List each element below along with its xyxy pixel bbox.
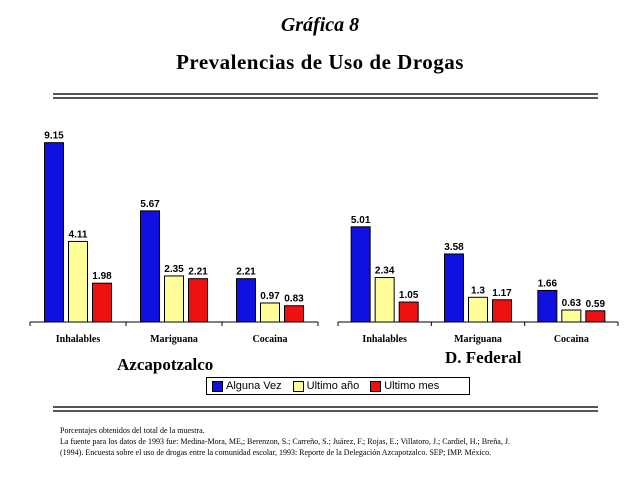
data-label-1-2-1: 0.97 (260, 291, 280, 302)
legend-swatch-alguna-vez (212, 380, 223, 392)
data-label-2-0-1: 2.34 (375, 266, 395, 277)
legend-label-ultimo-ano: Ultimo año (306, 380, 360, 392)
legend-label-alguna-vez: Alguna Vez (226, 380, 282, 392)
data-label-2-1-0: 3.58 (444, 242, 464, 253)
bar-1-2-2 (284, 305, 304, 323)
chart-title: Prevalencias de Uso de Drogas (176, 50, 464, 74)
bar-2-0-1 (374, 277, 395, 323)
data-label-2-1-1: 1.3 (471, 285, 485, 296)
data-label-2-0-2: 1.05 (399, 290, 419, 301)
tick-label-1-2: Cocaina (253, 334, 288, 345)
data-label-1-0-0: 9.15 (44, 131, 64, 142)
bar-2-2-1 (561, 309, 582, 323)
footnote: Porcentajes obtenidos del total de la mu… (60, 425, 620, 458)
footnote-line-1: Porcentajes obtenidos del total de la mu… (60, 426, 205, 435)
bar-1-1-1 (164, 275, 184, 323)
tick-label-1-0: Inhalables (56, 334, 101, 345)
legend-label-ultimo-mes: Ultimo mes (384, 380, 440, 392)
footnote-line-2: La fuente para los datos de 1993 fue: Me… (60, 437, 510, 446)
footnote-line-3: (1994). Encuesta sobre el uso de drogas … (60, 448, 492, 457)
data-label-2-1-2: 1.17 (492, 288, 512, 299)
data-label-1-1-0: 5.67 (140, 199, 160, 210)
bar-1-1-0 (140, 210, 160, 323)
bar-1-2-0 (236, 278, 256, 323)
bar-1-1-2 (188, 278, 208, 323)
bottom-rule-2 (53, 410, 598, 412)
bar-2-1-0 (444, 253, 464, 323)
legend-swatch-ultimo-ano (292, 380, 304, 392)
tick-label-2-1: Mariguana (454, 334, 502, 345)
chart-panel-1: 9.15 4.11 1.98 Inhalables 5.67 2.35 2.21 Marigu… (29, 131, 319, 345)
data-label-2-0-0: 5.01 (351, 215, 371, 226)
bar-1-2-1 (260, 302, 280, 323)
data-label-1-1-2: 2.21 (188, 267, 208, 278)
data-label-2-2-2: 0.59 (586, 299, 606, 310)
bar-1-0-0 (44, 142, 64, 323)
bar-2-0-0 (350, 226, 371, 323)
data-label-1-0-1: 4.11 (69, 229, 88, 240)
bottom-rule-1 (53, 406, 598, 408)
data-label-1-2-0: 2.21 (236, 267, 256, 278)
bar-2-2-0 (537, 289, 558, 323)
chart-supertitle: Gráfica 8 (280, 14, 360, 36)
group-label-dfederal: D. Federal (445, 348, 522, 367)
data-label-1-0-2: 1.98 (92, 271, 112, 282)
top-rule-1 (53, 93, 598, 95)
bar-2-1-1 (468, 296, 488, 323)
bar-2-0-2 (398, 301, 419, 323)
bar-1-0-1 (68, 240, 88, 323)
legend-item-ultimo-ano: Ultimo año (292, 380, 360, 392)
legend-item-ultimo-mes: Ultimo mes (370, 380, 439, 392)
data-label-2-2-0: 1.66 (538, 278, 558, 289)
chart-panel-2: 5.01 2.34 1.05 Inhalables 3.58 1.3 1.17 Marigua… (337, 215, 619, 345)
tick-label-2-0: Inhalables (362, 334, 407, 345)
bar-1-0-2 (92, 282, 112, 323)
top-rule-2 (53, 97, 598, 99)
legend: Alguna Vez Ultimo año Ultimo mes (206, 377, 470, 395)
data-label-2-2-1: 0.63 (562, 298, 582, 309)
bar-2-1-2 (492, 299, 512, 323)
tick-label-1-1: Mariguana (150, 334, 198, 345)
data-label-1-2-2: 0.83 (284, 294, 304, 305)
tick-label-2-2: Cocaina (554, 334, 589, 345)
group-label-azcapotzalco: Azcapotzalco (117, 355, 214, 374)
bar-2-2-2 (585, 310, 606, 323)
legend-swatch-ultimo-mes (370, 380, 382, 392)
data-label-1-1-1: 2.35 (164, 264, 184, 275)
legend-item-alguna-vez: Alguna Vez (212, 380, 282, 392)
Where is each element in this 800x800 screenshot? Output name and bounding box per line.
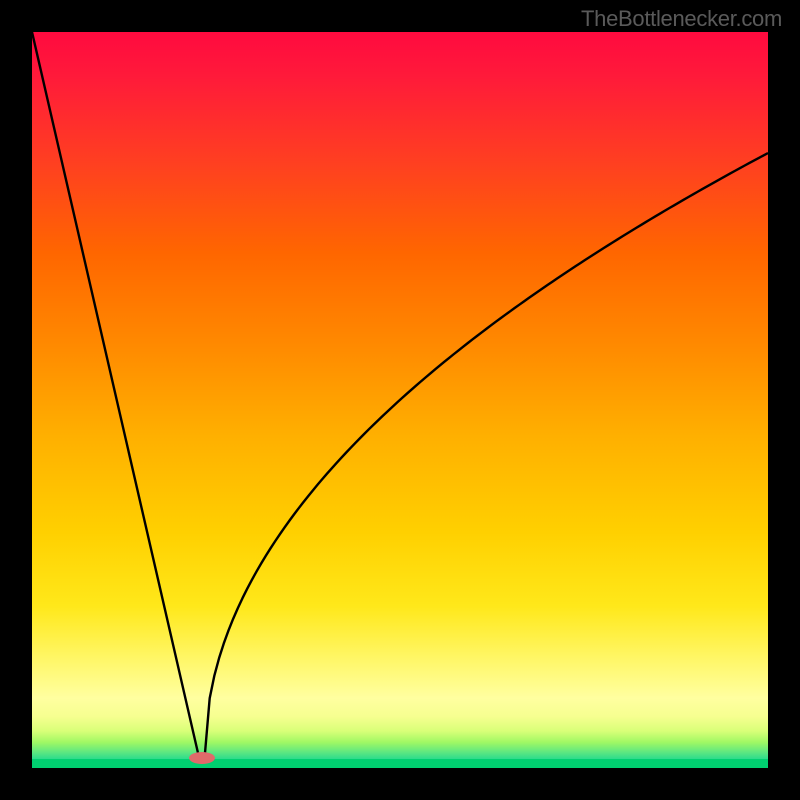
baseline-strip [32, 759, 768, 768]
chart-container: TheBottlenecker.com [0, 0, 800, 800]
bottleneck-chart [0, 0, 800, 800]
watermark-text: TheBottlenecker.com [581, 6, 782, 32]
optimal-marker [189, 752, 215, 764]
==
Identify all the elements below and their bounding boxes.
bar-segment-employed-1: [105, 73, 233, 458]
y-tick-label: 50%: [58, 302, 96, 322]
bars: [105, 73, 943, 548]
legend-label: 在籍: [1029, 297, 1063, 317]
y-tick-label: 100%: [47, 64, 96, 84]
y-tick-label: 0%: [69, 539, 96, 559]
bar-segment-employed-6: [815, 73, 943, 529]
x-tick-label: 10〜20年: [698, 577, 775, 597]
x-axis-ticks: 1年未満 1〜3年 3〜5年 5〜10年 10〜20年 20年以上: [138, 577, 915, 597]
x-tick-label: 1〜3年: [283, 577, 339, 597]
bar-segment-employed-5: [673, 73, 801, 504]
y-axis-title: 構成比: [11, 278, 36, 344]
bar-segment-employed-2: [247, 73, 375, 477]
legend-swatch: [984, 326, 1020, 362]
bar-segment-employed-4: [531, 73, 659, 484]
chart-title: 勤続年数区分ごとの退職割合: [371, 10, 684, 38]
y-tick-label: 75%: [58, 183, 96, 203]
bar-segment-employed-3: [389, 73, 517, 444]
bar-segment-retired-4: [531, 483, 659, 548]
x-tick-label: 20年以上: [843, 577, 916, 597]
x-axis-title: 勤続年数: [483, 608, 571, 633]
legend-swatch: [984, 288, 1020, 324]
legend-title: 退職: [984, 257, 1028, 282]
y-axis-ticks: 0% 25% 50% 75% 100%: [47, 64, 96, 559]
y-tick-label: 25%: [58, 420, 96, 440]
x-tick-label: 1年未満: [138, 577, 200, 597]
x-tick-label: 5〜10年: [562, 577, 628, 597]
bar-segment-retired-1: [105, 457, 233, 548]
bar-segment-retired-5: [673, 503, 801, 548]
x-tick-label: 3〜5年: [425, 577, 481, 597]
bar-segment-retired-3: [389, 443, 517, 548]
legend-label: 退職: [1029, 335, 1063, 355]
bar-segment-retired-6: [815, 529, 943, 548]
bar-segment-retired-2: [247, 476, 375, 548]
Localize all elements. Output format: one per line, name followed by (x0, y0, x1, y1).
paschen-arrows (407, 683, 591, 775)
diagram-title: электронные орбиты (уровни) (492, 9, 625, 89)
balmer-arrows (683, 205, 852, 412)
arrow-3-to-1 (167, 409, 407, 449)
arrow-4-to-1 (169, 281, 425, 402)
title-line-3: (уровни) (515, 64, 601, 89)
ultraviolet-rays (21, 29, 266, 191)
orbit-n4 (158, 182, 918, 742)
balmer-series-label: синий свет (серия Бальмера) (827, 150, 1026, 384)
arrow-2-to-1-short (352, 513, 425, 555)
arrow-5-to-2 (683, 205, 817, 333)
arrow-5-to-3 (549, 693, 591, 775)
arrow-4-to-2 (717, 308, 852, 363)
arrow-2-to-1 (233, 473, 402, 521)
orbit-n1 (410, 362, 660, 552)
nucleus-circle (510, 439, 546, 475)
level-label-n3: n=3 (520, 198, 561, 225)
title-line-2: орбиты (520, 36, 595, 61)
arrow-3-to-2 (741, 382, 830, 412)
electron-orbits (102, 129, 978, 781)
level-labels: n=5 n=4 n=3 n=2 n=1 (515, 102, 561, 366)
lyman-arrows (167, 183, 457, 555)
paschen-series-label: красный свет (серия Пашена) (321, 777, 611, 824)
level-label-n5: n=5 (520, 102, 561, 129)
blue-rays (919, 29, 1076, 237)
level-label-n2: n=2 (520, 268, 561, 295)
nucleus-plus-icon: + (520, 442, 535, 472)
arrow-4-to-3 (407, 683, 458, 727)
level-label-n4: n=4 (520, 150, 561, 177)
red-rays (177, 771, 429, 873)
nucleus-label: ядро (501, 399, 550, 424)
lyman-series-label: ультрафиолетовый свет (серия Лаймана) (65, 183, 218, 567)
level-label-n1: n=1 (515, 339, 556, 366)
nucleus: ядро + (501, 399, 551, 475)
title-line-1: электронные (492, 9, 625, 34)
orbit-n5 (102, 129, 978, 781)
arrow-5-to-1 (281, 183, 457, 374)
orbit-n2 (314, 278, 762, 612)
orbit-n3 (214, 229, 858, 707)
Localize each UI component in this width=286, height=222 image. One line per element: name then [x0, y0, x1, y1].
==
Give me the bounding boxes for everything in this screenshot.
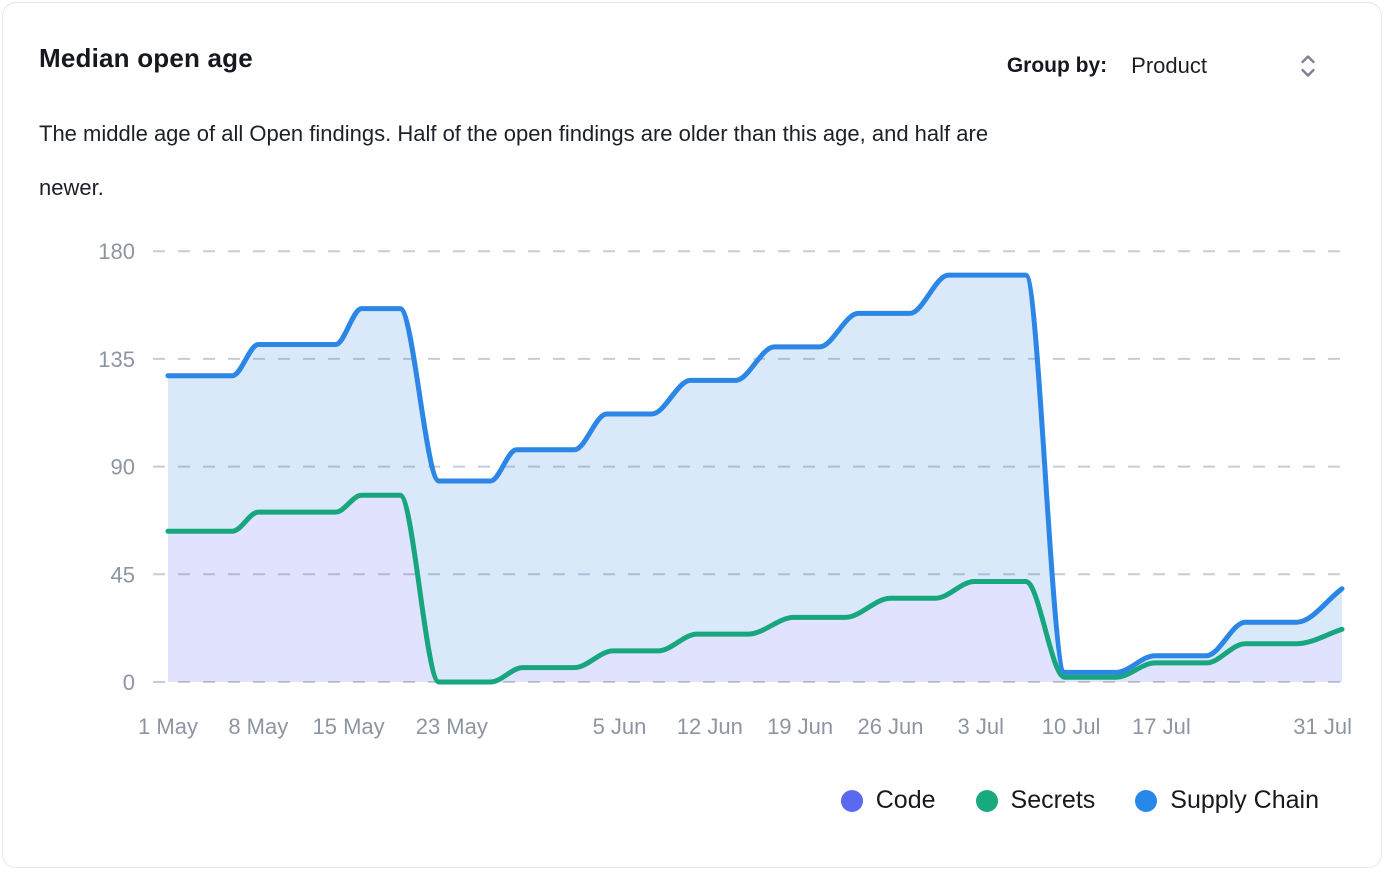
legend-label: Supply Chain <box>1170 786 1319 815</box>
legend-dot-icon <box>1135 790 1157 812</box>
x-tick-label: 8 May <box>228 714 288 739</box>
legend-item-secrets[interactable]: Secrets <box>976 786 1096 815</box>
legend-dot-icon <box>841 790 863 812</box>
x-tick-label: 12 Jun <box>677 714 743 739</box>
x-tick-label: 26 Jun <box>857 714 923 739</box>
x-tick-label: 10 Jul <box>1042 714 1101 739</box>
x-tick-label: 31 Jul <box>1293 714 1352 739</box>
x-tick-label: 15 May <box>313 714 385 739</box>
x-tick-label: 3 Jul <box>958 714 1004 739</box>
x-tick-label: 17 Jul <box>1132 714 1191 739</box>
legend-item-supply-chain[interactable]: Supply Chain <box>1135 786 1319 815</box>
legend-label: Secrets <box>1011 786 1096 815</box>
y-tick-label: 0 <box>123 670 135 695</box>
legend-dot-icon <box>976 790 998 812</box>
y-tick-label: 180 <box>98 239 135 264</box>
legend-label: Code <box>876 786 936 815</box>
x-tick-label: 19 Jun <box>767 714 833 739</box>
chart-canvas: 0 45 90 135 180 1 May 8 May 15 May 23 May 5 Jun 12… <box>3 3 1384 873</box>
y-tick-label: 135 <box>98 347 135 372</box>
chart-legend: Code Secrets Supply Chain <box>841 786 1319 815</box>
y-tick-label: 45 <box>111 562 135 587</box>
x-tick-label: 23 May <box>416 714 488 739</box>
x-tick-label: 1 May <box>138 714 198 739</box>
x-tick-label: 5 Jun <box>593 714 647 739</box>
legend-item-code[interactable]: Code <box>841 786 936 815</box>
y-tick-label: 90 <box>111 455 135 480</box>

* **YOUR TASK**:
Output the listing lines verbatim, starting with the line that contains "data-label-1-2-1: 0.97 (260, 291, 280, 302)" and going on through the line that contains "tick-label-1-2: Cocaina (253, 334, 288, 345)", with both of those lines included.

* **SOLUTION FOR THIS TASK**:
data-label-1-2-1: 0.97 (260, 291, 280, 302)
legend-swatch-alguna-vez (212, 380, 223, 392)
data-label-2-0-1: 2.34 (375, 266, 395, 277)
legend-label-ultimo-ano: Ultimo año (306, 380, 360, 392)
legend-label-alguna-vez: Alguna Vez (226, 380, 282, 392)
data-label-2-1-0: 3.58 (444, 242, 464, 253)
bar-1-2-2 (284, 305, 304, 323)
chart-title: Prevalencias de Uso de Drogas (176, 50, 464, 74)
bar-2-0-1 (374, 277, 395, 323)
data-label-2-1-1: 1.3 (471, 285, 485, 296)
data-label-2-0-2: 1.05 (399, 290, 419, 301)
tick-label-1-2: Cocaina (253, 334, 288, 345)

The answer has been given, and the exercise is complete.